### Records shown
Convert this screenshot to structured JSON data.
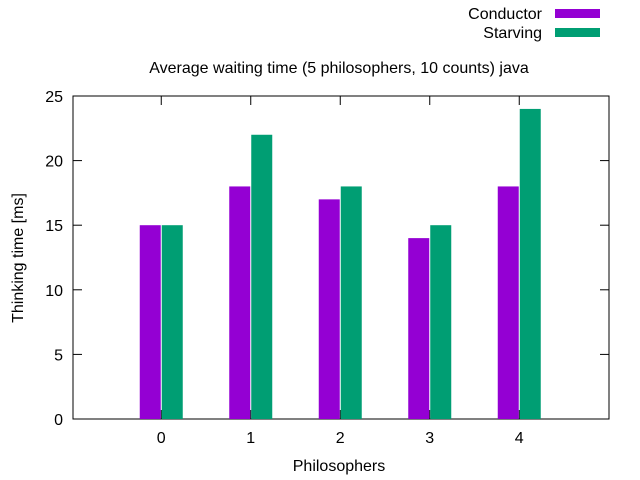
{
  "chart_data": {
    "type": "bar",
    "title": "Average waiting time (5 philosophers, 10 counts) java",
    "xlabel": "Philosophers",
    "ylabel": "Thinking time [ms]",
    "categories": [
      "0",
      "1",
      "2",
      "3",
      "4"
    ],
    "series": [
      {
        "name": "Conductor",
        "color": "#9400d3",
        "values": [
          15,
          18,
          17,
          14,
          18
        ]
      },
      {
        "name": "Starving",
        "color": "#009e73",
        "values": [
          15,
          22,
          18,
          15,
          24
        ]
      }
    ],
    "ylim": [
      0,
      25
    ],
    "yticks": [
      0,
      5,
      10,
      15,
      20,
      25
    ],
    "legend_position": "top-right",
    "grid": false
  }
}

### Given request
Pull out every line in the material above where "time" occurs.

### Exercise result
    "title": "Average waiting time (5 philosophers, 10 counts) java",
    "ylabel": "Thinking time [ms]",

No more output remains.